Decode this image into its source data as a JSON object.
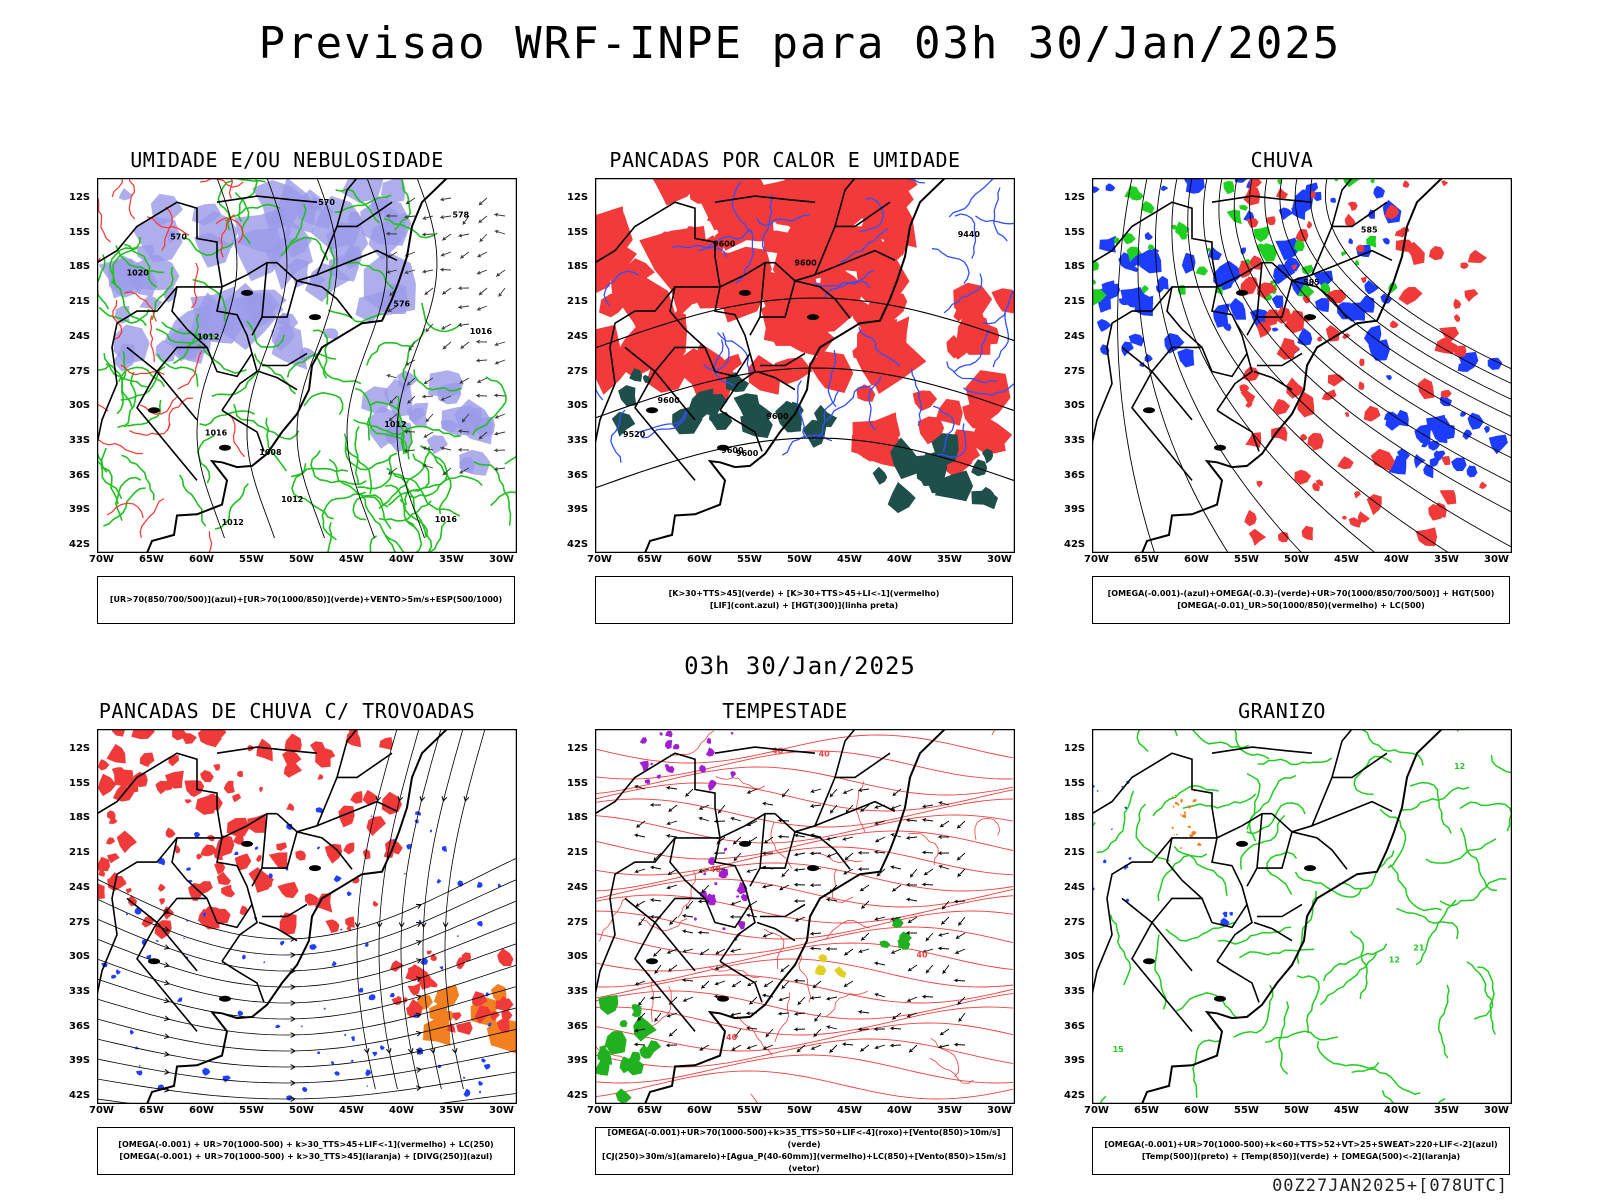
{
  "main_title": "Previsao WRF-INPE  para 03h 30/Jan/2025",
  "mid_title": "03h 30/Jan/2025",
  "footer": "00Z27JAN2025+[078UTC]",
  "axes": {
    "lat_labels": [
      "12S",
      "15S",
      "18S",
      "21S",
      "24S",
      "27S",
      "30S",
      "33S",
      "36S",
      "39S",
      "42S"
    ],
    "lon_labels": [
      "70W",
      "65W",
      "60W",
      "55W",
      "50W",
      "45W",
      "40W",
      "35W",
      "30W"
    ]
  },
  "panels": [
    {
      "title": "UMIDADE E/OU NEBULOSIDADE",
      "legend": [
        "[UR>70(850/700/500)](azul)+[UR>70(1000/850)](verde)+VENTO>5m/s+ESP(500/1000)"
      ],
      "contour_labels": [
        "1008",
        "1012",
        "1012",
        "1012",
        "1012",
        "1016",
        "1016",
        "1016",
        "1020",
        "576",
        "570",
        "570",
        "578"
      ],
      "colors": {
        "blue": "#9a9ae8",
        "green": "#22c022",
        "red": "#ff3030"
      }
    },
    {
      "title": "PANCADAS POR CALOR E UMIDADE",
      "legend": [
        "[K>30+TTS>45](verde) + [K>30+TTS>45+LI<-1](vermelho)",
        "[LIF](cont.azul) + [HGT(300)](linha preta)"
      ],
      "contour_labels": [
        "9600",
        "9600",
        "9600",
        "9600",
        "9600",
        "9600",
        "9520",
        "9440"
      ],
      "colors": {
        "red": "#f23a3a",
        "teal": "#1f4f4a",
        "blue": "#3050ff"
      }
    },
    {
      "title": "CHUVA",
      "legend": [
        "[OMEGA(-0.001)-(azul)+OMEGA(-0.3)-(verde)+UR>70(1000/850/700/500)] + HGT(500)",
        "[OMEGA(-0.01)_UR>50(1000/850)(vermelho) + LC(500)"
      ],
      "contour_labels": [
        "585",
        "585"
      ],
      "colors": {
        "blue": "#1c3cff",
        "green": "#20d020",
        "red": "#f03a3a"
      }
    },
    {
      "title": "PANCADAS DE CHUVA C/ TROVOADAS",
      "legend": [
        "[OMEGA(-0.001) + UR>70(1000-500) + k>30_TTS>45+LIF<-1](vermelho) + LC(250)",
        "[OMEGA(-0.001) + UR>70(1000-500) + k>30_TTS>45](laranja) + [DIVG(250)](azul)"
      ],
      "contour_labels": [],
      "colors": {
        "red": "#f03a3a",
        "orange": "#f08020",
        "blue": "#2040ff"
      }
    },
    {
      "title": "TEMPESTADE",
      "legend": [
        "[OMEGA(-0.001)+UR>70(1000-500)+k>35_TTS>50+LIF<-4](roxo)+[Vento(850)>10m/s](verde)",
        "[CJ(250)>30m/s](amarelo)+[Agua_P(40-60mm)](vermelho)+LC(850)+[Vento(850)>15m/s](vetor)"
      ],
      "contour_labels": [
        "40",
        "40",
        "40",
        "40",
        "40"
      ],
      "colors": {
        "red": "#f04040",
        "purple": "#a020d0",
        "green": "#20b020",
        "yellow": "#e0d020"
      }
    },
    {
      "title": "GRANIZO",
      "legend": [
        "[OMEGA(-0.001)+UR>70(1000-500)+k<60+TTS>52+VT>25+SWEAT>220+LIF<-2](azul)",
        "[Temp(500)](preto) + [Temp(850)](verde) + [OMEGA(500)<-2](laranja)"
      ],
      "contour_labels": [
        "12",
        "12",
        "15",
        "21"
      ],
      "colors": {
        "green": "#22cc22",
        "orange": "#f08020",
        "blue": "#2040ff"
      }
    }
  ]
}
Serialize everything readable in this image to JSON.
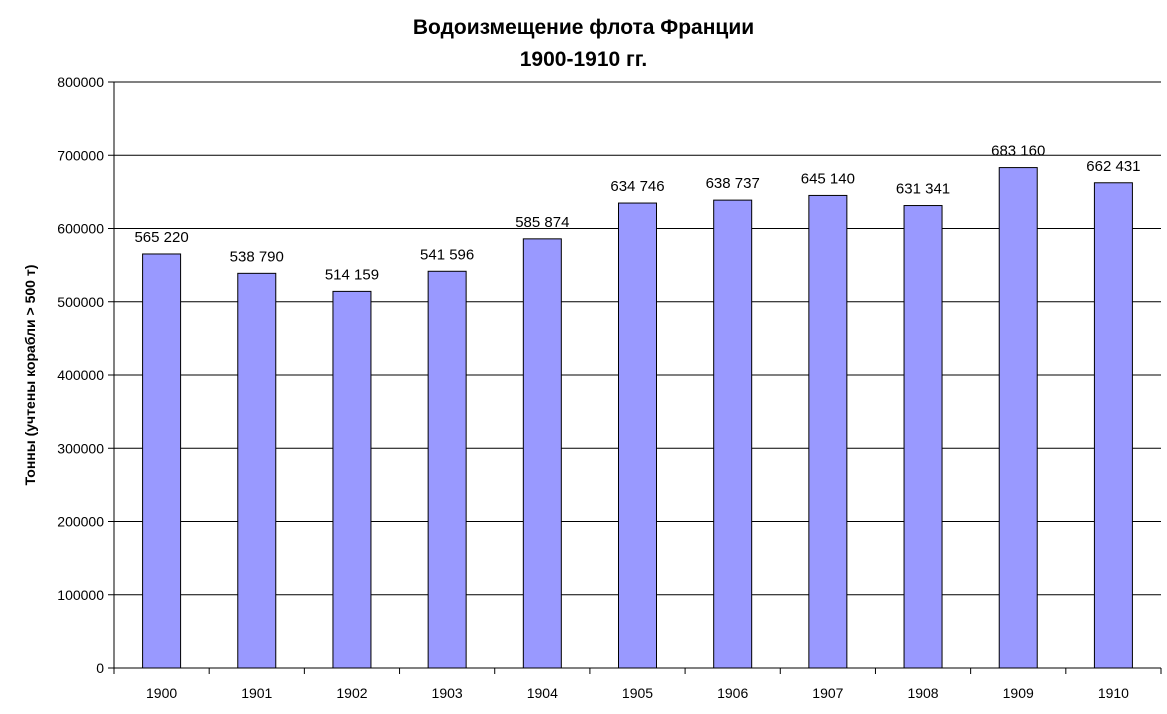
{
  "chart_data": {
    "type": "bar",
    "title_line1": "Водоизмещение флота Франции",
    "title_line2": "1900-1910 гг.",
    "xlabel": "",
    "ylabel": "Тонны (учтены корабли > 500 т)",
    "categories": [
      "1900",
      "1901",
      "1902",
      "1903",
      "1904",
      "1905",
      "1906",
      "1907",
      "1908",
      "1909",
      "1910"
    ],
    "values": [
      565220,
      538790,
      514159,
      541596,
      585874,
      634746,
      638737,
      645140,
      631341,
      683160,
      662431
    ],
    "value_labels": [
      "565 220",
      "538 790",
      "514 159",
      "541 596",
      "585 874",
      "634 746",
      "638 737",
      "645 140",
      "631 341",
      "683 160",
      "662 431"
    ],
    "ylim": [
      0,
      800000
    ],
    "yticks": [
      "0",
      "100000",
      "200000",
      "300000",
      "400000",
      "500000",
      "600000",
      "700000",
      "800000"
    ],
    "grid": true,
    "legend": "none",
    "colors": {
      "bar_fill": "#9999ff",
      "bar_stroke": "#000000",
      "grid": "#000000"
    }
  }
}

——

Written task:
Restate the entire listing word for word, excluding pictures.

Solved problem:
Decode this image into its source data as a JSON object.
{
  "main_title": "Previsao WRF-INPE  para 03h 30/Jan/2025",
  "mid_title": "03h 30/Jan/2025",
  "footer": "00Z27JAN2025+[078UTC]",
  "axes": {
    "lat_labels": [
      "12S",
      "15S",
      "18S",
      "21S",
      "24S",
      "27S",
      "30S",
      "33S",
      "36S",
      "39S",
      "42S"
    ],
    "lon_labels": [
      "70W",
      "65W",
      "60W",
      "55W",
      "50W",
      "45W",
      "40W",
      "35W",
      "30W"
    ]
  },
  "panels": [
    {
      "title": "UMIDADE E/OU NEBULOSIDADE",
      "legend": [
        "[UR>70(850/700/500)](azul)+[UR>70(1000/850)](verde)+VENTO>5m/s+ESP(500/1000)"
      ],
      "contour_labels": [
        "1008",
        "1012",
        "1012",
        "1012",
        "1012",
        "1016",
        "1016",
        "1016",
        "1020",
        "576",
        "570",
        "570",
        "578"
      ],
      "colors": {
        "blue": "#9a9ae8",
        "green": "#22c022",
        "red": "#ff3030"
      }
    },
    {
      "title": "PANCADAS POR CALOR E UMIDADE",
      "legend": [
        "[K>30+TTS>45](verde) + [K>30+TTS>45+LI<-1](vermelho)",
        "[LIF](cont.azul) + [HGT(300)](linha preta)"
      ],
      "contour_labels": [
        "9600",
        "9600",
        "9600",
        "9600",
        "9600",
        "9600",
        "9520",
        "9440"
      ],
      "colors": {
        "red": "#f23a3a",
        "teal": "#1f4f4a",
        "blue": "#3050ff"
      }
    },
    {
      "title": "CHUVA",
      "legend": [
        "[OMEGA(-0.001)-(azul)+OMEGA(-0.3)-(verde)+UR>70(1000/850/700/500)] + HGT(500)",
        "[OMEGA(-0.01)_UR>50(1000/850)(vermelho) + LC(500)"
      ],
      "contour_labels": [
        "585",
        "585"
      ],
      "colors": {
        "blue": "#1c3cff",
        "green": "#20d020",
        "red": "#f03a3a"
      }
    },
    {
      "title": "PANCADAS DE CHUVA C/ TROVOADAS",
      "legend": [
        "[OMEGA(-0.001) + UR>70(1000-500) + k>30_TTS>45+LIF<-1](vermelho) + LC(250)",
        "[OMEGA(-0.001) + UR>70(1000-500) + k>30_TTS>45](laranja) + [DIVG(250)](azul)"
      ],
      "contour_labels": [],
      "colors": {
        "red": "#f03a3a",
        "orange": "#f08020",
        "blue": "#2040ff"
      }
    },
    {
      "title": "TEMPESTADE",
      "legend": [
        "[OMEGA(-0.001)+UR>70(1000-500)+k>35_TTS>50+LIF<-4](roxo)+[Vento(850)>10m/s](verde)",
        "[CJ(250)>30m/s](amarelo)+[Agua_P(40-60mm)](vermelho)+LC(850)+[Vento(850)>15m/s](vetor)"
      ],
      "contour_labels": [
        "40",
        "40",
        "40",
        "40",
        "40"
      ],
      "colors": {
        "red": "#f04040",
        "purple": "#a020d0",
        "green": "#20b020",
        "yellow": "#e0d020"
      }
    },
    {
      "title": "GRANIZO",
      "legend": [
        "[OMEGA(-0.001)+UR>70(1000-500)+k<60+TTS>52+VT>25+SWEAT>220+LIF<-2](azul)",
        "[Temp(500)](preto) + [Temp(850)](verde) + [OMEGA(500)<-2](laranja)"
      ],
      "contour_labels": [
        "12",
        "12",
        "15",
        "21"
      ],
      "colors": {
        "green": "#22cc22",
        "orange": "#f08020",
        "blue": "#2040ff"
      }
    }
  ]
}
Serialize everything readable in this image to JSON.
{
  "chart_data": {
    "type": "bar",
    "title_line1": "Водоизмещение флота Франции",
    "title_line2": "1900-1910 гг.",
    "xlabel": "",
    "ylabel": "Тонны (учтены корабли > 500 т)",
    "categories": [
      "1900",
      "1901",
      "1902",
      "1903",
      "1904",
      "1905",
      "1906",
      "1907",
      "1908",
      "1909",
      "1910"
    ],
    "values": [
      565220,
      538790,
      514159,
      541596,
      585874,
      634746,
      638737,
      645140,
      631341,
      683160,
      662431
    ],
    "value_labels": [
      "565 220",
      "538 790",
      "514 159",
      "541 596",
      "585 874",
      "634 746",
      "638 737",
      "645 140",
      "631 341",
      "683 160",
      "662 431"
    ],
    "ylim": [
      0,
      800000
    ],
    "yticks": [
      "0",
      "100000",
      "200000",
      "300000",
      "400000",
      "500000",
      "600000",
      "700000",
      "800000"
    ],
    "grid": true,
    "legend": "none",
    "colors": {
      "bar_fill": "#9999ff",
      "bar_stroke": "#000000",
      "grid": "#000000"
    }
  }
}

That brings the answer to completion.